_AIM A_
Return the part of the podcast transcript below that opens with the words containing "And that's kind" and closes with "thinks of anything.", copied precisely.

_SELECTED EXTRACT_
The Josh Innes Show - Rest In Power, Dawson
Episode Date: February 11, 2026I was legit sad to learn that James Van Der Beek died today. It must have been tough to get typecast in that late 90's/early 2000's era. That said, he seemed to handle it well. The late 90's Teen... wave was something. Learn more about your ad choices. Visit megaphone.fm/adchoices
Transcript
Discussion (0)
All right, everybody, all up in us.
Hello, how are you?
Shitty Day today because James Vanderbeek died.
That blows.
Like, that one legitimately made me sad.
I think I'm not someone that really gets sad over celebrity stuff
because it's just not really not my thing.
And, you know, we don't know these people and they don't know us.
And big picture, like, they don't give a shit about you and they don't give a shit about me.
So, like, I find myself in that kind of debate with myself pretty frequently.
Right? Like I'm kind of like, why do I care what happens to a celebrity when we all know a celebrity doesn't give two shits what happens to any of us?
But that said, there are some people who I think are just extremely likable and they're not these kind of people that beat you over the head with their beliefs and they're not these kind of people who, like, basically let you know they think you're a piece of shit or that they like you or they don't tell you about who they're voting for.
they don't tell you what they think about the fucking cops.
They just seem like cool people who just want to live their lives and be cool people.
And that's kind of why I think I like James Vanderby.
Let me play a couple commercials and we'll continue.
Again, I have no idea what James Vanderbeak thinks of anything.
And my opinion of celebrities or anybody isn't determined by, you know, who they vote for,
what their politics are.

_AIM B_
Retype the entries below precisely, from their first line through the line containing "qr-label: 【参考动画】 [879, 550, 969, 566]", including both of those lines.

_EXERCISE MATERIALS_
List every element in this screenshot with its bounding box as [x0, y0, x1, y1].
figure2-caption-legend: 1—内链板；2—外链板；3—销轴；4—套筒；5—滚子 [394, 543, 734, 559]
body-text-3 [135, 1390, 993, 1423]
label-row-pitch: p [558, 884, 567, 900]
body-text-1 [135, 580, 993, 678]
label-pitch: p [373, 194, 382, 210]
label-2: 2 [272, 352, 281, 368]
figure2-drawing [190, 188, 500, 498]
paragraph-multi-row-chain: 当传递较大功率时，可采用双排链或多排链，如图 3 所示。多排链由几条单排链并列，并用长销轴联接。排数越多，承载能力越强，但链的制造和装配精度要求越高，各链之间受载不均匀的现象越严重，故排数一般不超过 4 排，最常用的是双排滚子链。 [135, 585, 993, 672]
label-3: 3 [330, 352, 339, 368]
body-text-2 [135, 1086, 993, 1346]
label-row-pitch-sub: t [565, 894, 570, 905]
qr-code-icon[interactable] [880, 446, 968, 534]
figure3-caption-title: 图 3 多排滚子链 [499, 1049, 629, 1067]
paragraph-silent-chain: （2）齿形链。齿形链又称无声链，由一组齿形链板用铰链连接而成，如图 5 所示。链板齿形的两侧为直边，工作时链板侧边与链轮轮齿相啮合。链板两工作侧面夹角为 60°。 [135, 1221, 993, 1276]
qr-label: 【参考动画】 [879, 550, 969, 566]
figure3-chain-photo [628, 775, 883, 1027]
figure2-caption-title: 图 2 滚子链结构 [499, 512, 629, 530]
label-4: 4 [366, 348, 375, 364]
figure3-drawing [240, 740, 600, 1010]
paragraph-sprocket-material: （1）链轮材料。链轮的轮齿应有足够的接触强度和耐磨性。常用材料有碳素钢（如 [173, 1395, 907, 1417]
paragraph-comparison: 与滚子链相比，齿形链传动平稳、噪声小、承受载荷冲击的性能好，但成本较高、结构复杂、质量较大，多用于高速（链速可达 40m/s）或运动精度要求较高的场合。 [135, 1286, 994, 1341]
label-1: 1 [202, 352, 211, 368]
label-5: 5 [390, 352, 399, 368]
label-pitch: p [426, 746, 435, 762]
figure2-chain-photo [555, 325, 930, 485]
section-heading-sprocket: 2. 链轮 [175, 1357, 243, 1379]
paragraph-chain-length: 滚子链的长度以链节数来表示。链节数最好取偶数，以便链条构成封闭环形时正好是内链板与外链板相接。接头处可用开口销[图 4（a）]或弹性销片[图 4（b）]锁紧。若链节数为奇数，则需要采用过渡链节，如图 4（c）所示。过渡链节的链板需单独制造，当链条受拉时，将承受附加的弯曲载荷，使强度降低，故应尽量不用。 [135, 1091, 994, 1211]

_FULL RESPONSE A_
And that's kind of why I think I like James Vanderby.
Let me play a couple commercials and we'll continue.
Again, I have no idea what James Vanderbeak thinks of anything.

_FULL RESPONSE B_
List every element in this screenshot with its bounding box as [x0, y0, x1, y1].
figure2-caption-legend: 1—内链板；2—外链板；3—销轴；4—套筒；5—滚子 [394, 543, 734, 559]
body-text-3 [135, 1390, 993, 1423]
label-row-pitch: p [558, 884, 567, 900]
body-text-1 [135, 580, 993, 678]
label-pitch: p [373, 194, 382, 210]
label-2: 2 [272, 352, 281, 368]
figure2-drawing [190, 188, 500, 498]
paragraph-multi-row-chain: 当传递较大功率时，可采用双排链或多排链，如图 3 所示。多排链由几条单排链并列，并用长销轴联接。排数越多，承载能力越强，但链的制造和装配精度要求越高，各链之间受载不均匀的现象越严重，故排数一般不超过 4 排，最常用的是双排滚子链。 [135, 585, 993, 672]
label-3: 3 [330, 352, 339, 368]
body-text-2 [135, 1086, 993, 1346]
label-row-pitch-sub: t [565, 894, 570, 905]
qr-code-icon[interactable] [880, 446, 968, 534]
figure3-caption-title: 图 3 多排滚子链 [499, 1049, 629, 1067]
paragraph-silent-chain: （2）齿形链。齿形链又称无声链，由一组齿形链板用铰链连接而成，如图 5 所示。链板齿形的两侧为直边，工作时链板侧边与链轮轮齿相啮合。链板两工作侧面夹角为 60°。 [135, 1221, 993, 1276]
qr-label: 【参考动画】 [879, 550, 969, 566]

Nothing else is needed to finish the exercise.